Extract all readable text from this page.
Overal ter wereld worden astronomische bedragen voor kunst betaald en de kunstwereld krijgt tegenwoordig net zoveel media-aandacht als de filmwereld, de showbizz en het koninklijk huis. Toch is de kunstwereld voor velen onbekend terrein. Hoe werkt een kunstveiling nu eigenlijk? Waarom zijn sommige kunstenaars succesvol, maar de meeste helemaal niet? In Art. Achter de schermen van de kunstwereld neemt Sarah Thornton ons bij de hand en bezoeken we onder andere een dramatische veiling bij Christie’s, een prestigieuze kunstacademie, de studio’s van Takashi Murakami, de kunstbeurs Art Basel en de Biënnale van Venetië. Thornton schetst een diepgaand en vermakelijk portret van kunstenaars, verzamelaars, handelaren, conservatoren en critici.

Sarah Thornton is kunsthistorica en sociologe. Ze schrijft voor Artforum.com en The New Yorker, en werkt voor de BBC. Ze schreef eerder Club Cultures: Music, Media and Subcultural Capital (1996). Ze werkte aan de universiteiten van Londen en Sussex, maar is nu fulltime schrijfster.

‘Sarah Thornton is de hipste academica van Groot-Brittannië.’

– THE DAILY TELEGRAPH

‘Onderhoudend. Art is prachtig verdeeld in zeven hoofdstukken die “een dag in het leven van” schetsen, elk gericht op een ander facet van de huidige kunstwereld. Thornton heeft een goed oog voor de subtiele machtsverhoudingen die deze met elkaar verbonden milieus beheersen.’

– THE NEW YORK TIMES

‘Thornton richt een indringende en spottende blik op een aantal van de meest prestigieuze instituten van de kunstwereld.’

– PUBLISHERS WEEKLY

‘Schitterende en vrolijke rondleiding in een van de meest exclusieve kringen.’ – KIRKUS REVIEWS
^^^^^^^^
◆ TASK REQUIREMENTS:
Take the lines above and print them exactly.

◆ RESPONSE FOR THIS EXERCISE:
Extract all readable text from this page.
Overal ter wereld worden astronomische bedragen voor kunst betaald en de kunstwereld krijgt tegenwoordig net zoveel media-aandacht als de filmwereld, de showbizz en het koninklijk huis. Toch is de kunstwereld voor velen onbekend terrein. Hoe werkt een kunstveiling nu eigenlijk? Waarom zijn sommige kunstenaars succesvol, maar de meeste helemaal niet? In Art. Achter de schermen van de kunstwereld neemt Sarah Thornton ons bij de hand en bezoeken we onder andere een dramatische veiling bij Christie’s, een prestigieuze kunstacademie, de studio’s van Takashi Murakami, de kunstbeurs Art Basel en de Biënnale van Venetië. Thornton schetst een diepgaand en vermakelijk portret van kunstenaars, verzamelaars, handelaren, conservatoren en critici.

Sarah Thornton is kunsthistorica en sociologe. Ze schrijft voor Artforum.com en The New Yorker, en werkt voor de BBC. Ze schreef eerder Club Cultures: Music, Media and Subcultural Capital (1996). Ze werkte aan de universiteiten van Londen en Sussex, maar is nu fulltime schrijfster.

‘Sarah Thornton is de hipste academica van Groot-Brittannië.’

– THE DAILY TELEGRAPH

‘Onderhoudend. Art is prachtig verdeeld in zeven hoofdstukken die “een dag in het leven van” schetsen, elk gericht op een ander facet van de huidige kunstwereld. Thornton heeft een goed oog voor de subtiele machtsverhoudingen die deze met elkaar verbonden milieus beheersen.’

– THE NEW YORK TIMES

‘Thornton richt een indringende en spottende blik op een aantal van de meest prestigieuze instituten van de kunstwereld.’

– PUBLISHERS WEEKLY

‘Schitterende en vrolijke rondleiding in een van de meest exclusieve kringen.’ – KIRKUS REVIEWS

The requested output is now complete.